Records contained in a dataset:
- - - - - - -
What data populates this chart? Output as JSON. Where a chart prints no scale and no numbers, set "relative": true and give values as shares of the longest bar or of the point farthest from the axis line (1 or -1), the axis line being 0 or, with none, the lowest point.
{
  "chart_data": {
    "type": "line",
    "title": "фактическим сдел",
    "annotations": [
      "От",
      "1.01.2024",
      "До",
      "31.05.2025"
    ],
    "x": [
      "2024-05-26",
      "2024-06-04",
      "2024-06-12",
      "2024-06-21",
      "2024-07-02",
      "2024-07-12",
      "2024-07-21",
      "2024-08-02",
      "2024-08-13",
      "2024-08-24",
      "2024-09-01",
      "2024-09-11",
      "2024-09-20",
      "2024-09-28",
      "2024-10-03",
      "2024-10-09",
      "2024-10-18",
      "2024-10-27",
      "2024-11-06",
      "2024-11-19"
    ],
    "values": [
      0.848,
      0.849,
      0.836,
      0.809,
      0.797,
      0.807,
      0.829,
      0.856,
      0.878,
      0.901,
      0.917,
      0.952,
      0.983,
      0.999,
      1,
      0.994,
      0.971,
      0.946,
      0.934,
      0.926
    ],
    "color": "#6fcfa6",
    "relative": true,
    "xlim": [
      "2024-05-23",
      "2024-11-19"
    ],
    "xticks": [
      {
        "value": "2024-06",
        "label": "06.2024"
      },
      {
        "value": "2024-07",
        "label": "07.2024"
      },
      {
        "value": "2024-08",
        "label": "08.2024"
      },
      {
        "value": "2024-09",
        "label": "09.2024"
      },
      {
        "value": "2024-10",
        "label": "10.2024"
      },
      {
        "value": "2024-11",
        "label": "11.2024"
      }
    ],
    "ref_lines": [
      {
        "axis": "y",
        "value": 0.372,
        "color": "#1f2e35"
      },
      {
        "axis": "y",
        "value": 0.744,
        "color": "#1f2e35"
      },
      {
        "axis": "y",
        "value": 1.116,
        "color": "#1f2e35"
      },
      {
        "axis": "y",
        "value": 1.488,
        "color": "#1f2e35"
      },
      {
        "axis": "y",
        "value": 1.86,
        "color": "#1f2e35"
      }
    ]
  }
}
- - - - - - -
» Work to be completed
Take every line containing the word "true" and copy it.

» Solution
What data populates this chart? Output as JSON. Where a chart prints no scale and no numbers, set "relative": true and give values as shares of the longest bar or of the point farthest from the axis line (1 or -1), the axis line being 0 or, with none, the lowest point.
    "relative": true,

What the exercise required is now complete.